**Record list**
____

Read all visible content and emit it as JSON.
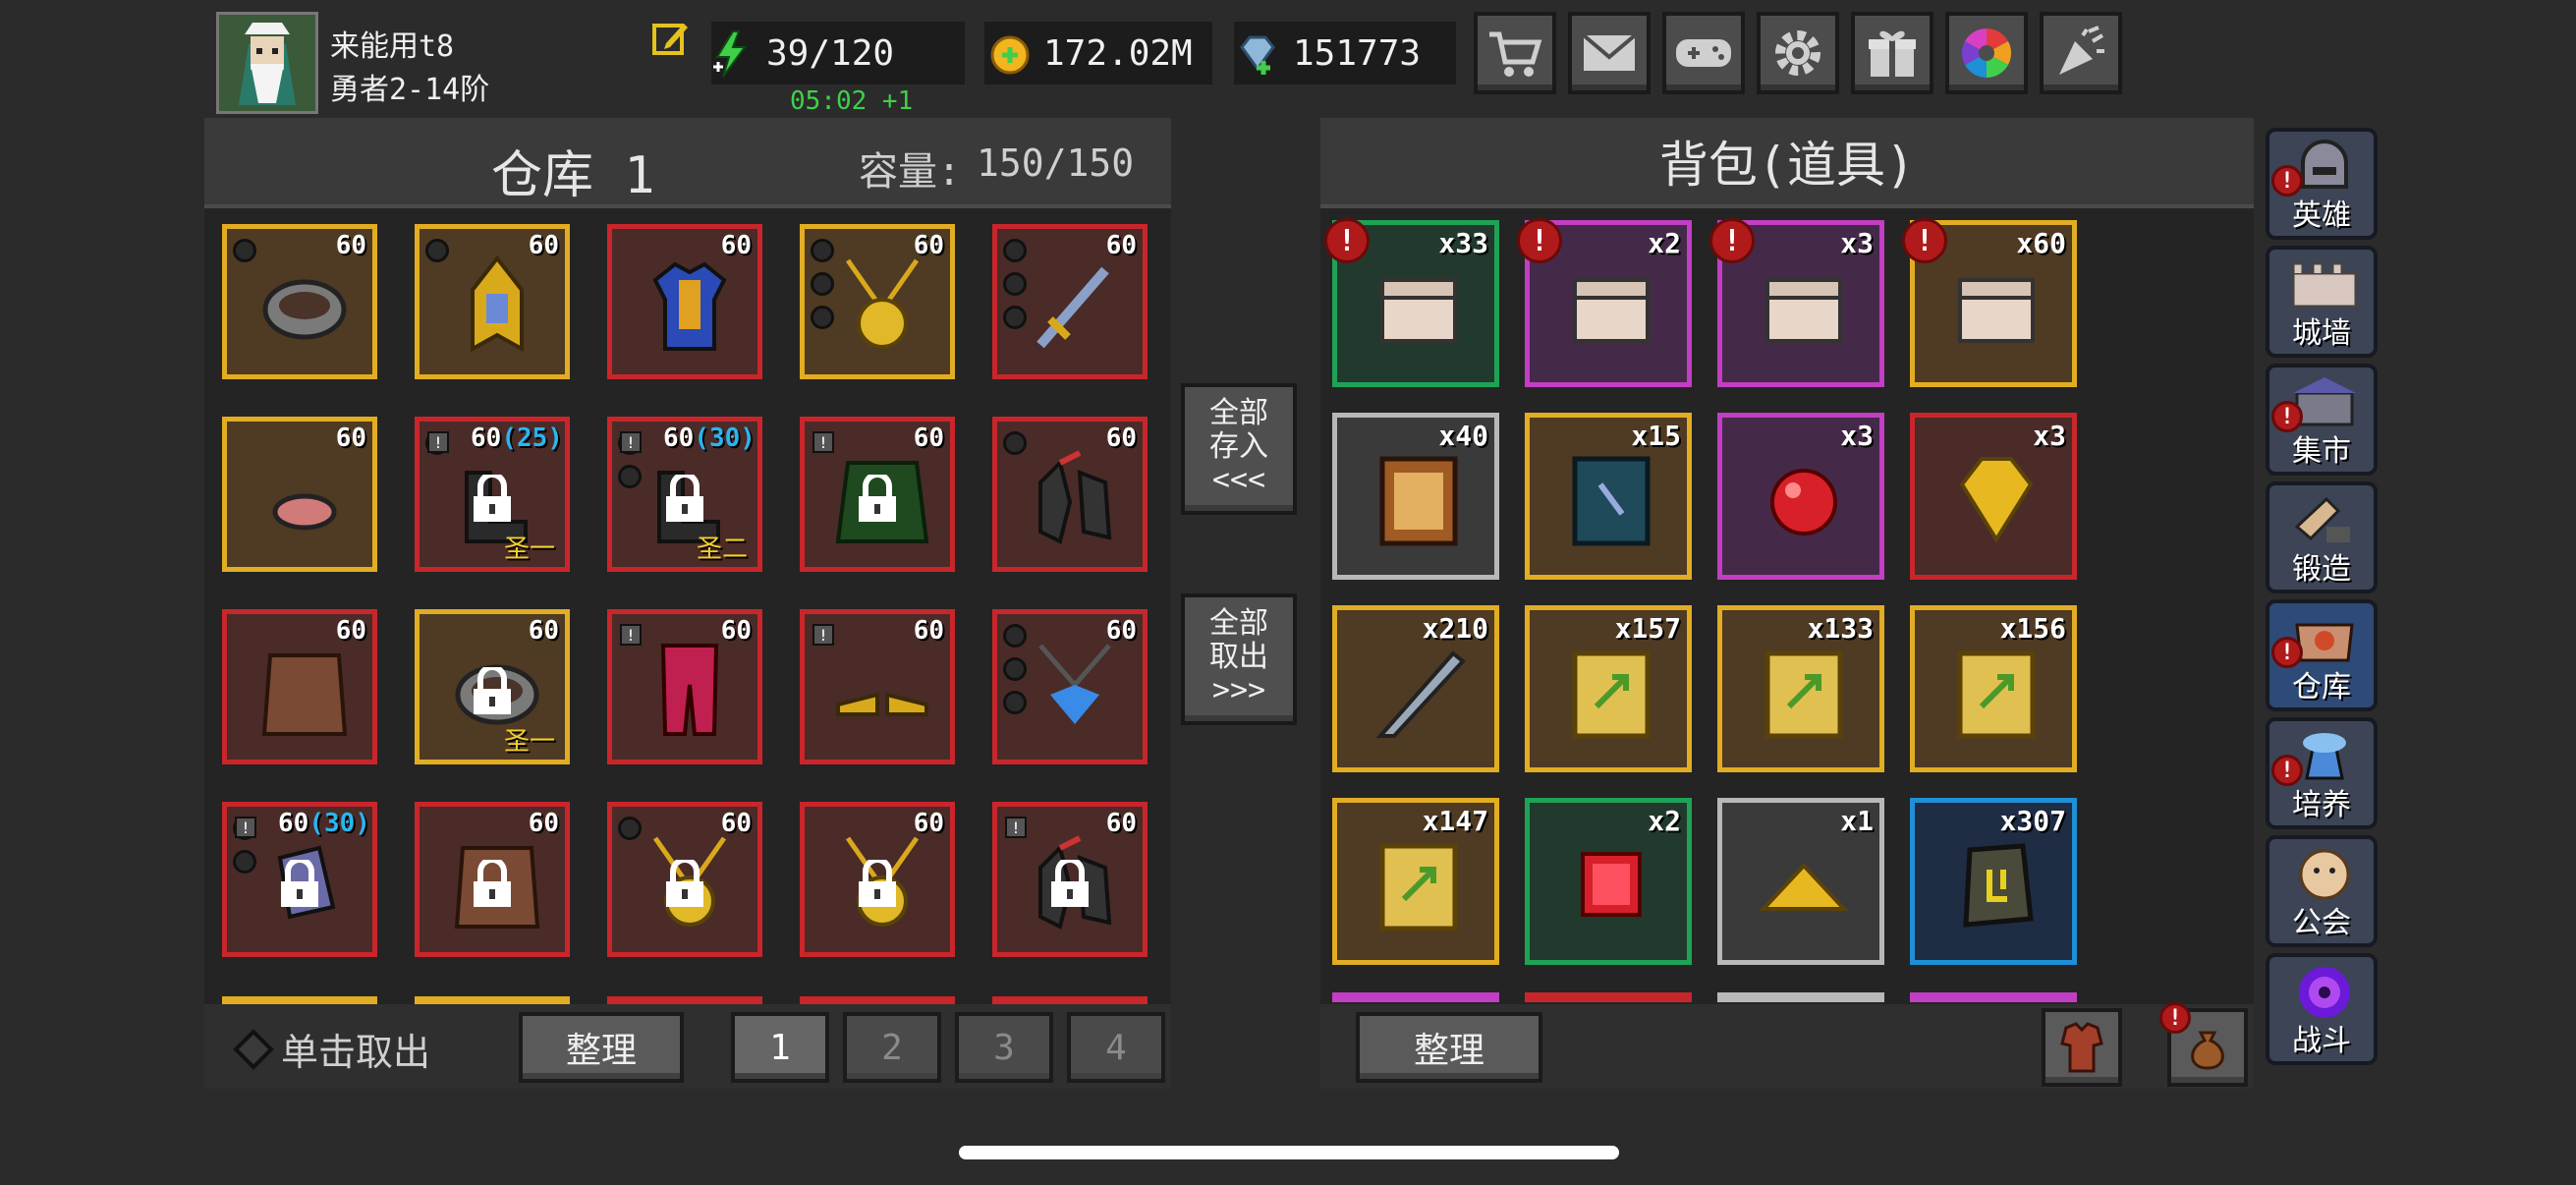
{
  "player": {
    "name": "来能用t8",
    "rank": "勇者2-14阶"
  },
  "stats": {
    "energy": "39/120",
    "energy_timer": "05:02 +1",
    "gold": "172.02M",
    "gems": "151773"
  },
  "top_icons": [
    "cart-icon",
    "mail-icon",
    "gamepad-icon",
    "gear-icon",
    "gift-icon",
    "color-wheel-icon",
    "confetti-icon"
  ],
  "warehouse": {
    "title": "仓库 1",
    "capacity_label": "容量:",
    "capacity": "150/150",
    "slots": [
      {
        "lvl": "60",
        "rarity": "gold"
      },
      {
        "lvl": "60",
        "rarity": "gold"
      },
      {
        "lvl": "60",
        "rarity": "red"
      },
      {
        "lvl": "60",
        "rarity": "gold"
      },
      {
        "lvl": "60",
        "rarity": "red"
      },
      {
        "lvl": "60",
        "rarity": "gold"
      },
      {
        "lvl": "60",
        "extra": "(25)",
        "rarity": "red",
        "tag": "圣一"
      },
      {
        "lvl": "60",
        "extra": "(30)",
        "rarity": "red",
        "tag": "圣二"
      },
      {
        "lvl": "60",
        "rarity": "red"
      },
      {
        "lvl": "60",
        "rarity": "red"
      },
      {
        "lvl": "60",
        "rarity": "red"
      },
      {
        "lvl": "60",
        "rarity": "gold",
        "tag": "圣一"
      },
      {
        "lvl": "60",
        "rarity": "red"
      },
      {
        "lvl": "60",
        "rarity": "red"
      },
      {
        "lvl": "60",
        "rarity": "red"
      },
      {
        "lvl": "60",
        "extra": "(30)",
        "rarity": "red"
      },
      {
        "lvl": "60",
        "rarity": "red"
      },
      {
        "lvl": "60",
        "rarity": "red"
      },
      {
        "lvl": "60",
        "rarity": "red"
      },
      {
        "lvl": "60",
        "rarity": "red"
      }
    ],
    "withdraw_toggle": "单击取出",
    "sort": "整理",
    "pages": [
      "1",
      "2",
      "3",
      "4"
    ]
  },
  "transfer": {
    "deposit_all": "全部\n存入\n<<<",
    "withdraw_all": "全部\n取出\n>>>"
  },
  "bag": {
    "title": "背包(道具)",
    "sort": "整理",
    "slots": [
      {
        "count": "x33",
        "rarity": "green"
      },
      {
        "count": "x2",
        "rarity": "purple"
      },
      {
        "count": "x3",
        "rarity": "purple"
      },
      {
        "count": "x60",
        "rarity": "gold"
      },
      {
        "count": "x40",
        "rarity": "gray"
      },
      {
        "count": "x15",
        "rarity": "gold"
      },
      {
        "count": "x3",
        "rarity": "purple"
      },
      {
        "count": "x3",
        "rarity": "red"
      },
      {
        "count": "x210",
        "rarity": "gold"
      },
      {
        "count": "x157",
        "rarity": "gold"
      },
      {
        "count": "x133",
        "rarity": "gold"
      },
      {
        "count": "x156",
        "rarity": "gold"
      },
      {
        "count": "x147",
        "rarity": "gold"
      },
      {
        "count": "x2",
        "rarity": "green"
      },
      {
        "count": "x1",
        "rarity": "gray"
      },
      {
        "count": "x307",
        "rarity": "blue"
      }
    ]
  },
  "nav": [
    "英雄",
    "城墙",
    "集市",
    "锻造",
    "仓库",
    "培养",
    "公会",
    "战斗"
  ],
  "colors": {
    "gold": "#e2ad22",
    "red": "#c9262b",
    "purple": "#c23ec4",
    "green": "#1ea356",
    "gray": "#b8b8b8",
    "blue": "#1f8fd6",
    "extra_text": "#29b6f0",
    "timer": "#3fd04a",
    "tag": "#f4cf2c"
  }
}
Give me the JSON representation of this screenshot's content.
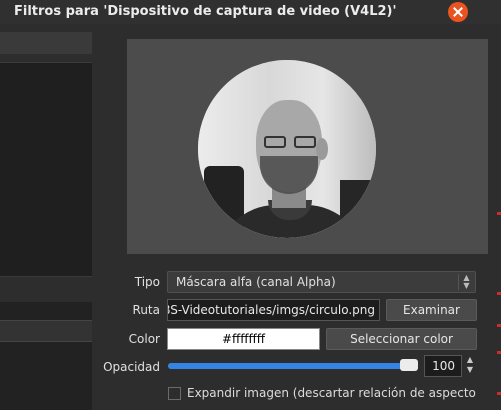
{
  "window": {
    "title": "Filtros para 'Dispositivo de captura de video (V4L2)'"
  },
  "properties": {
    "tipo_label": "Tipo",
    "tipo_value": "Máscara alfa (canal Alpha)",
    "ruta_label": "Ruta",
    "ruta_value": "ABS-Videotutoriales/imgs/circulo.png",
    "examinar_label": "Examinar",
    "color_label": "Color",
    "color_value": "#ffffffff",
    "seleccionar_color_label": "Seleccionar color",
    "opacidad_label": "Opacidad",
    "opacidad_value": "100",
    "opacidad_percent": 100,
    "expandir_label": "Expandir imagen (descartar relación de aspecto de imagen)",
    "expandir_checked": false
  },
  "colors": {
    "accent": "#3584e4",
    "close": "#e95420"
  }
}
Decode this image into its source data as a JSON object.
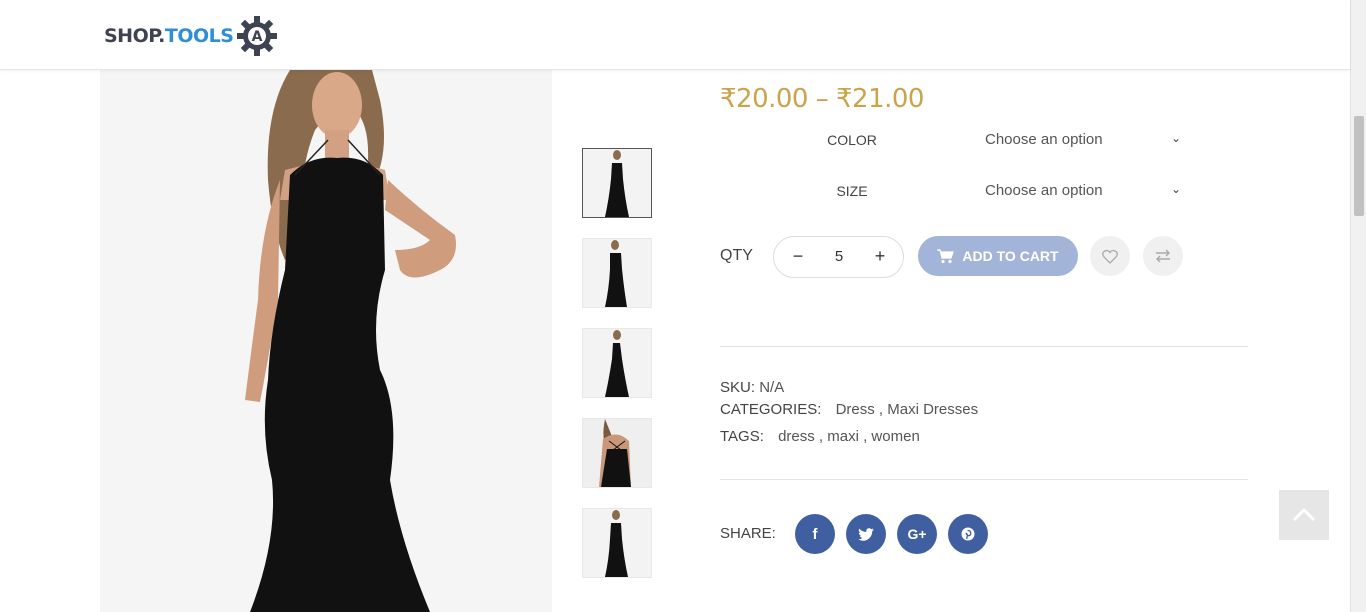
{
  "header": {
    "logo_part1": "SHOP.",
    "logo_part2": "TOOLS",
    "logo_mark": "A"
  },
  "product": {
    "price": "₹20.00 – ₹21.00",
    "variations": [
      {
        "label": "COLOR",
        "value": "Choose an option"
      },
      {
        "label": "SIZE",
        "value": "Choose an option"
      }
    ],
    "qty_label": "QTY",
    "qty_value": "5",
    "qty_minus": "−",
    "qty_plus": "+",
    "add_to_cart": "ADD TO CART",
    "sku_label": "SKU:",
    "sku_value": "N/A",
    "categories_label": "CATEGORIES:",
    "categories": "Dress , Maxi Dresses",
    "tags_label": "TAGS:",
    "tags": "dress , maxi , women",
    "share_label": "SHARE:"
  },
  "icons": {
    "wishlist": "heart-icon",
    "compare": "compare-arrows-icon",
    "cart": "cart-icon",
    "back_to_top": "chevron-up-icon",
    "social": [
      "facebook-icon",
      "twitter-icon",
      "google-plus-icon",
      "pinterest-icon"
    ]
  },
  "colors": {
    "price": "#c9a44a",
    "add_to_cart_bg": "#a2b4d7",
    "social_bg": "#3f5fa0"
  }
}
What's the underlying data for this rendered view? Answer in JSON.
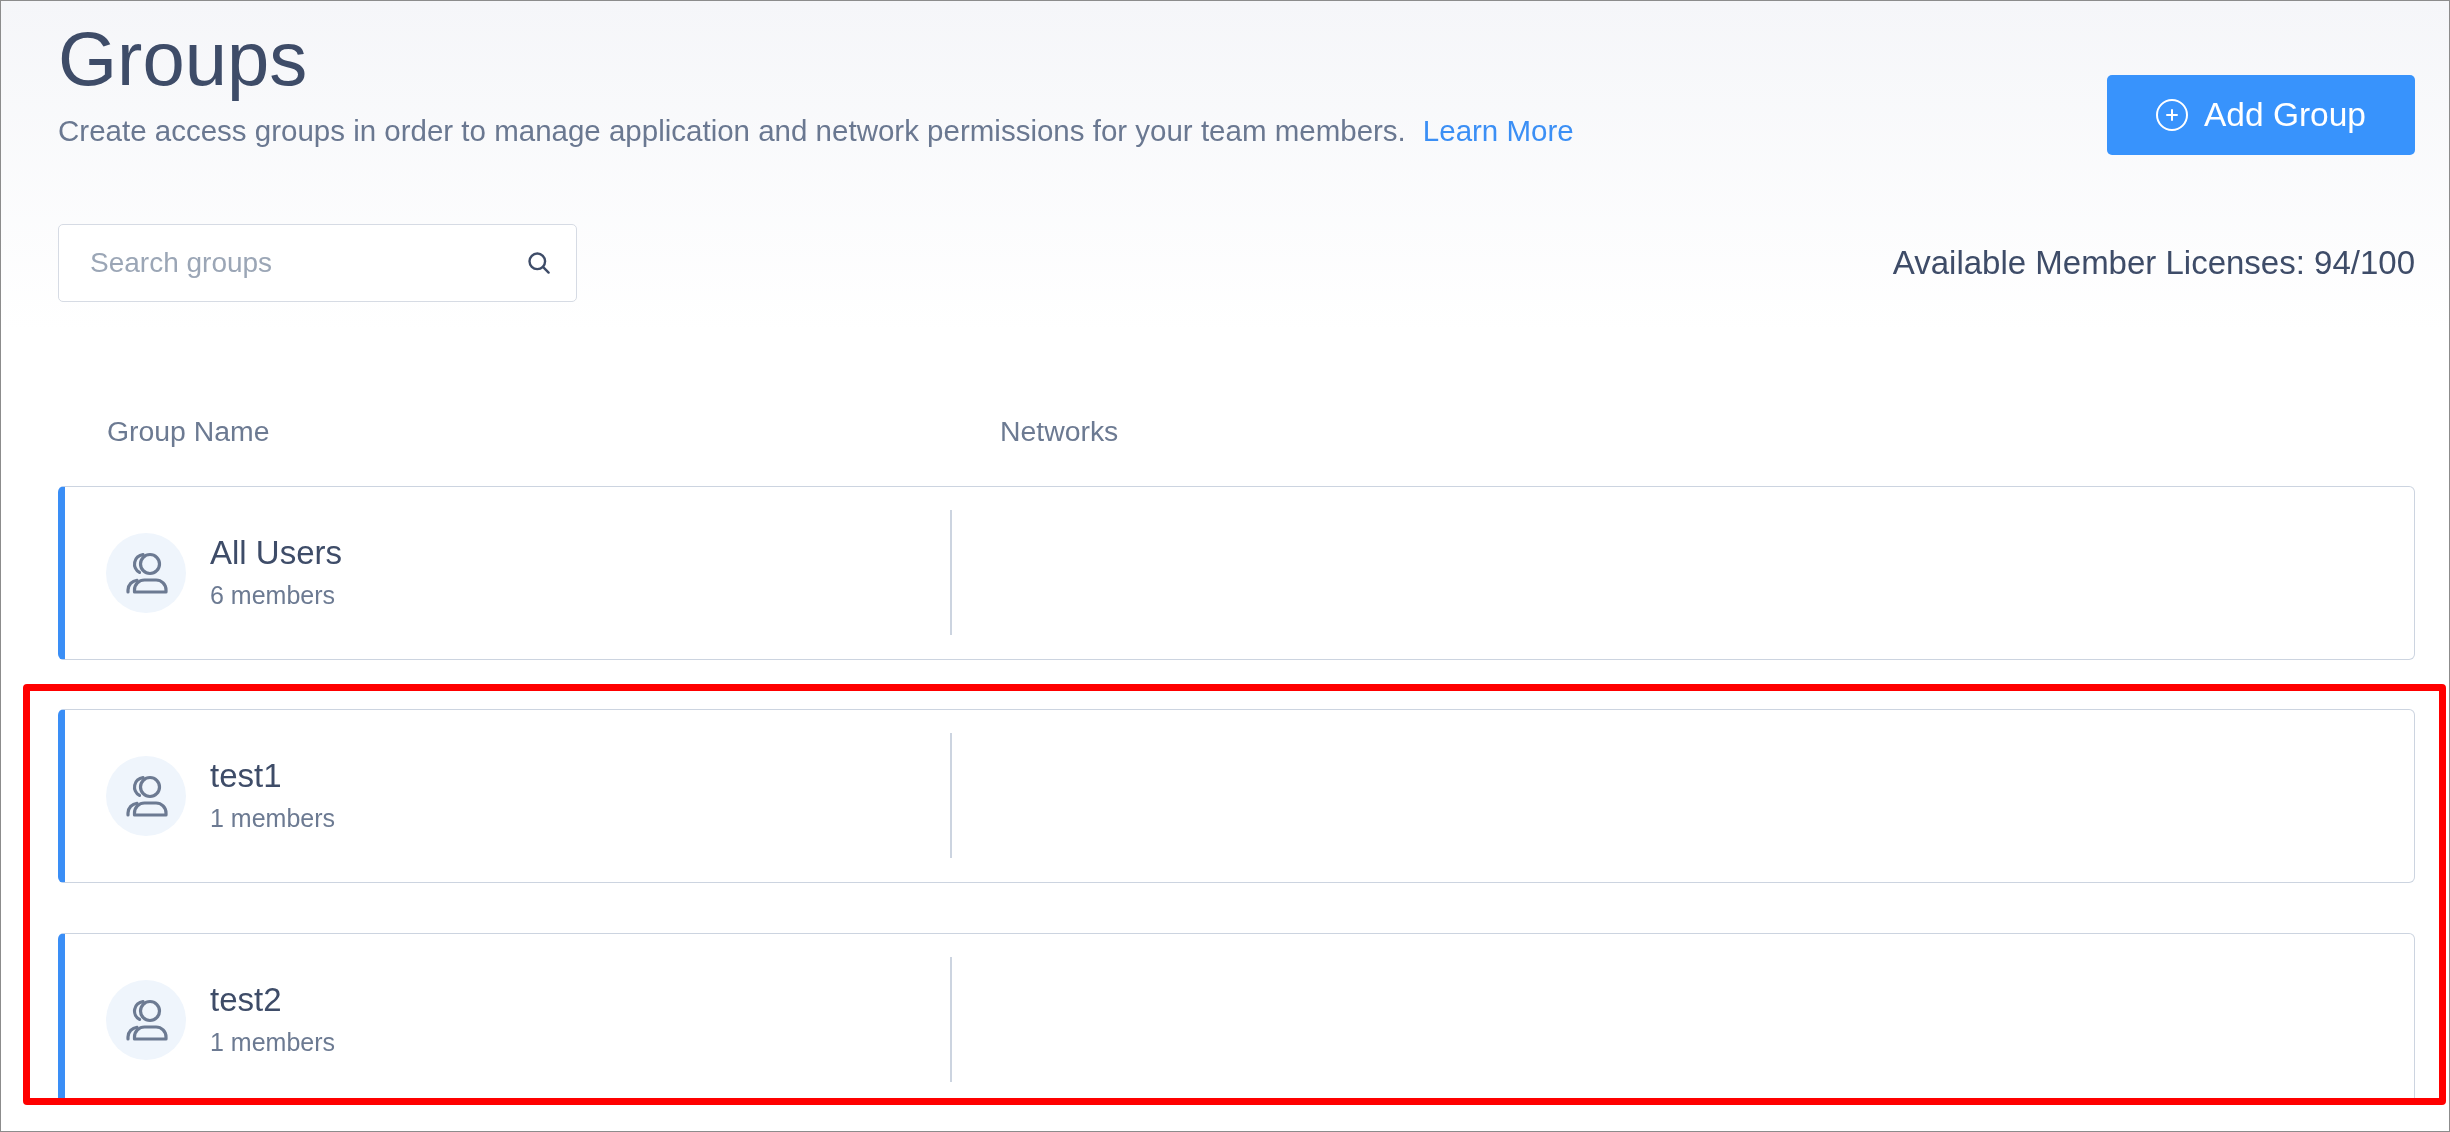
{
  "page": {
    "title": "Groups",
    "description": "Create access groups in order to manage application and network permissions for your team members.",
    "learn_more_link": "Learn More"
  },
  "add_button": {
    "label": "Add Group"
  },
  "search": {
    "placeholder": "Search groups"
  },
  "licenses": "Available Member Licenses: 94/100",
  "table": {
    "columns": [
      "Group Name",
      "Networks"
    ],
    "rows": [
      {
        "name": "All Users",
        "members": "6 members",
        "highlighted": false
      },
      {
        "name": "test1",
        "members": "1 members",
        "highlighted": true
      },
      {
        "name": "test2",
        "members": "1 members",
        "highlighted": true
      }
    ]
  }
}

____

**Task to carry out**
Locate all lines in the listing above with the word "members" and copy them.

**Response**
    "description": "Create access groups in order to manage application and network permissions for your team members.",
        "members": "6 members",
        "members": "1 members",
        "members": "1 members",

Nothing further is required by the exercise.